__WORKING DATA__.

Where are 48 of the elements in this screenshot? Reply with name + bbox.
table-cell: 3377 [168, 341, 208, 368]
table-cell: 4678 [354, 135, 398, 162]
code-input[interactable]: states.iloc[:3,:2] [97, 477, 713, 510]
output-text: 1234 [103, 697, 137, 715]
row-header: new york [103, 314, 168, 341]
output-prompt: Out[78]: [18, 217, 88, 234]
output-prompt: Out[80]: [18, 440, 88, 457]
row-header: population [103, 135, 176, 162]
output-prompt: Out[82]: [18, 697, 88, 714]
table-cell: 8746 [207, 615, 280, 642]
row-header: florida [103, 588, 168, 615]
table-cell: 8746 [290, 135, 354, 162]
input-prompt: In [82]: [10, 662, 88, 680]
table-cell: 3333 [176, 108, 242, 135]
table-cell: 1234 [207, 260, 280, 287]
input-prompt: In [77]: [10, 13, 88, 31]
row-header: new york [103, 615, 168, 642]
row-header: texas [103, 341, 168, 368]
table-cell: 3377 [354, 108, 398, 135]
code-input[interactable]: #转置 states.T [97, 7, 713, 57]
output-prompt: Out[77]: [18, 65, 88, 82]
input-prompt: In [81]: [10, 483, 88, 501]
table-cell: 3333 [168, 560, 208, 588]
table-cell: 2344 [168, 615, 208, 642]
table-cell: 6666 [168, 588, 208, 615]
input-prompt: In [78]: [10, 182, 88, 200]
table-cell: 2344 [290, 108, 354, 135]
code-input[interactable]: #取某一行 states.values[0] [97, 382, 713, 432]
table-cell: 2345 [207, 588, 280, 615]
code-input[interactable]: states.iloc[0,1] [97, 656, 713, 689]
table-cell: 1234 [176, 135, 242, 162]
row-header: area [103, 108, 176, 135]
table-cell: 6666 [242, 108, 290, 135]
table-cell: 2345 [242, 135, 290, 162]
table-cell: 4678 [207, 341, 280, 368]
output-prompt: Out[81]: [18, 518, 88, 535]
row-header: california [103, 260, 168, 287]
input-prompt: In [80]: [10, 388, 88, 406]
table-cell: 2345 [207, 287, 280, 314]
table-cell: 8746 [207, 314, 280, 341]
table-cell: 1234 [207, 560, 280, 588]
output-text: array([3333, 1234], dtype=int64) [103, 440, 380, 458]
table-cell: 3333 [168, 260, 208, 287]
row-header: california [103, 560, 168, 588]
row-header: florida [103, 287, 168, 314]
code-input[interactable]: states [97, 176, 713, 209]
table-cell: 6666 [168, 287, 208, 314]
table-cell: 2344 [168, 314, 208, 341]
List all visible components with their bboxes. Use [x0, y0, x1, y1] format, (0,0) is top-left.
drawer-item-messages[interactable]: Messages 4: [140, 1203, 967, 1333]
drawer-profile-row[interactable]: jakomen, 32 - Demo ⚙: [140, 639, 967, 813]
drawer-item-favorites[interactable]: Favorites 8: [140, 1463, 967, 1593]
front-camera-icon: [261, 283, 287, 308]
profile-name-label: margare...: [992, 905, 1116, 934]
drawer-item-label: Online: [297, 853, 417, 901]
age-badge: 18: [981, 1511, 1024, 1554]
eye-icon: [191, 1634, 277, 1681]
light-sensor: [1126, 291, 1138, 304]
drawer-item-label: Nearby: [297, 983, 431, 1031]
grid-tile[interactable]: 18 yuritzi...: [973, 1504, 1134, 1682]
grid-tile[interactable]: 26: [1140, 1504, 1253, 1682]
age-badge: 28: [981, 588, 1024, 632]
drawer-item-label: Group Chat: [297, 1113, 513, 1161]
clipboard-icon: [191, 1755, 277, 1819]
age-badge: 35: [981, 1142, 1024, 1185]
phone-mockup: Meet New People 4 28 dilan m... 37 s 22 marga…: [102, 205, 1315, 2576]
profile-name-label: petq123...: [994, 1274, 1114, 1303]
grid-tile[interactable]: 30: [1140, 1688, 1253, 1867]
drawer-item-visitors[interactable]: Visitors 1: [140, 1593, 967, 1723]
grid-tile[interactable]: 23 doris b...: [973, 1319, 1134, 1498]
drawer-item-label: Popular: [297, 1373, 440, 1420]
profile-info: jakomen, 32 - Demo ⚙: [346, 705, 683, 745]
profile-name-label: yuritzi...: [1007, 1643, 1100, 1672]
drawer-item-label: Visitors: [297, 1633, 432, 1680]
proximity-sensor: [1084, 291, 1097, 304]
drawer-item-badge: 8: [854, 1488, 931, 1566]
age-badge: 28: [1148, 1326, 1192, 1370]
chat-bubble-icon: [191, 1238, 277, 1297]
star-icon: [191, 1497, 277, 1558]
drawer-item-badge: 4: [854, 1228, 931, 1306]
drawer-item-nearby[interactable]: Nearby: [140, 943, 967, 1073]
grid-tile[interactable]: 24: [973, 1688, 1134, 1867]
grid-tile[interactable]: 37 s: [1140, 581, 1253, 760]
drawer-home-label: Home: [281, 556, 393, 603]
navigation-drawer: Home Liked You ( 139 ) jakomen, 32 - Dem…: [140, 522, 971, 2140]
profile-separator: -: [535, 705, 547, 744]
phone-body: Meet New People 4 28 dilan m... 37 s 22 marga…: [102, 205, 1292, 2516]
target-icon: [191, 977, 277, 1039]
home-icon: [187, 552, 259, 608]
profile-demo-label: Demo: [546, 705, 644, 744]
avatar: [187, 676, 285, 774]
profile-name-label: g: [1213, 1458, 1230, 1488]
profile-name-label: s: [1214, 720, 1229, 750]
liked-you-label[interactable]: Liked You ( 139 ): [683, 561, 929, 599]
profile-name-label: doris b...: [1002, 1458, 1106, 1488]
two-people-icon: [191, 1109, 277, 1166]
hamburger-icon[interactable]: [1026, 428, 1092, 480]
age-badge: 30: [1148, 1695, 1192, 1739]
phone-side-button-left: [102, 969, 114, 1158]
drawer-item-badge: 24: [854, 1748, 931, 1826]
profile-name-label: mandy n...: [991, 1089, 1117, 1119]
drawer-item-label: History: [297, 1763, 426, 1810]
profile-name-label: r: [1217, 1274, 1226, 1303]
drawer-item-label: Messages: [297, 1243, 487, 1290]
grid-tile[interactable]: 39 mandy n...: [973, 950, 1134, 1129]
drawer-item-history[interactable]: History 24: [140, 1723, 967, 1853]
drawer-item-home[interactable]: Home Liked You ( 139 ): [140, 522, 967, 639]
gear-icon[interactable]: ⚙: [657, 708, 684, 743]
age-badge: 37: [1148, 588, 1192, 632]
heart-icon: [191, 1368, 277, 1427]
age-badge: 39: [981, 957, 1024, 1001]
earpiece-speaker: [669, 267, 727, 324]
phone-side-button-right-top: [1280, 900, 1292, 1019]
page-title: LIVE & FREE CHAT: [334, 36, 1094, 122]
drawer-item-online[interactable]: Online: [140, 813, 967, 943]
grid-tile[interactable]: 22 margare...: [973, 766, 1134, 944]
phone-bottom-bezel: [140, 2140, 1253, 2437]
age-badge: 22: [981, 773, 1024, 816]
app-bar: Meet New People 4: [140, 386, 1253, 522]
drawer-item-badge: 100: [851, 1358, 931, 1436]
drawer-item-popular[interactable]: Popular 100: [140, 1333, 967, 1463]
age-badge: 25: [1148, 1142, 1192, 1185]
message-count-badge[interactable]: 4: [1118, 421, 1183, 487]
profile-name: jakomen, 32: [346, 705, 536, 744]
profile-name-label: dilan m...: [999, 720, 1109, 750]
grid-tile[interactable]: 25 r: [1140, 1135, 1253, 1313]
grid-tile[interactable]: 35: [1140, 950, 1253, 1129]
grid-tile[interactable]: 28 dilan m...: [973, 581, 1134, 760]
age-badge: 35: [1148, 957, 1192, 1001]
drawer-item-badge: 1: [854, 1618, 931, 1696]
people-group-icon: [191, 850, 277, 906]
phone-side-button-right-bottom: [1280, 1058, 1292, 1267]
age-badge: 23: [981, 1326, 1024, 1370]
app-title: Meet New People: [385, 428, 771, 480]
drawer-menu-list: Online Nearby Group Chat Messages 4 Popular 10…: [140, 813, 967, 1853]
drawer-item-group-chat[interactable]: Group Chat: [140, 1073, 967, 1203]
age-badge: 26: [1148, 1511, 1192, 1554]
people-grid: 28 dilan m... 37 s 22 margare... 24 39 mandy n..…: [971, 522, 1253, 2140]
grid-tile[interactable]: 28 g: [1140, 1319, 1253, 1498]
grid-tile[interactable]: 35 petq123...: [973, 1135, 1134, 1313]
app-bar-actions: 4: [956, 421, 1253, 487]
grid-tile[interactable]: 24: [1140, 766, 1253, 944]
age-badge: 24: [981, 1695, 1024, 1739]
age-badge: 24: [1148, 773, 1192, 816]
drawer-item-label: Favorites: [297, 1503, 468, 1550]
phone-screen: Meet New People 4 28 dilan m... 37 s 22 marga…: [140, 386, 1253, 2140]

__WRITTEN INSTRUCTION__. Rename "row-header" to "row-label" in everything from the start of the records down to the line containing "output-prompt: Out[81]: [18, 518, 88, 535]", and leave all else unchanged.

__ANSWER FOR THE TASK__.
Where are 48 of the elements in this screenshot? Reply with name + bbox.
table-cell: 3377 [168, 341, 208, 368]
table-cell: 4678 [354, 135, 398, 162]
code-input[interactable]: states.iloc[:3,:2] [97, 477, 713, 510]
output-text: 1234 [103, 697, 137, 715]
row-label: new york [103, 314, 168, 341]
output-prompt: Out[78]: [18, 217, 88, 234]
output-prompt: Out[80]: [18, 440, 88, 457]
row-label: population [103, 135, 176, 162]
output-prompt: Out[82]: [18, 697, 88, 714]
table-cell: 8746 [207, 615, 280, 642]
row-label: florida [103, 588, 168, 615]
table-cell: 8746 [290, 135, 354, 162]
input-prompt: In [82]: [10, 662, 88, 680]
table-cell: 3333 [176, 108, 242, 135]
table-cell: 1234 [207, 260, 280, 287]
input-prompt: In [77]: [10, 13, 88, 31]
row-label: new york [103, 615, 168, 642]
row-label: texas [103, 341, 168, 368]
table-cell: 3377 [354, 108, 398, 135]
code-input[interactable]: #转置 states.T [97, 7, 713, 57]
output-prompt: Out[77]: [18, 65, 88, 82]
input-prompt: In [81]: [10, 483, 88, 501]
table-cell: 3333 [168, 560, 208, 588]
table-cell: 2344 [168, 615, 208, 642]
table-cell: 6666 [168, 588, 208, 615]
input-prompt: In [78]: [10, 182, 88, 200]
table-cell: 2344 [290, 108, 354, 135]
code-input[interactable]: #取某一行 states.values[0] [97, 382, 713, 432]
table-cell: 2345 [207, 588, 280, 615]
code-input[interactable]: states.iloc[0,1] [97, 656, 713, 689]
table-cell: 1234 [176, 135, 242, 162]
row-label: area [103, 108, 176, 135]
table-cell: 6666 [242, 108, 290, 135]
table-cell: 2345 [242, 135, 290, 162]
table-cell: 4678 [207, 341, 280, 368]
output-prompt: Out[81]: [18, 518, 88, 535]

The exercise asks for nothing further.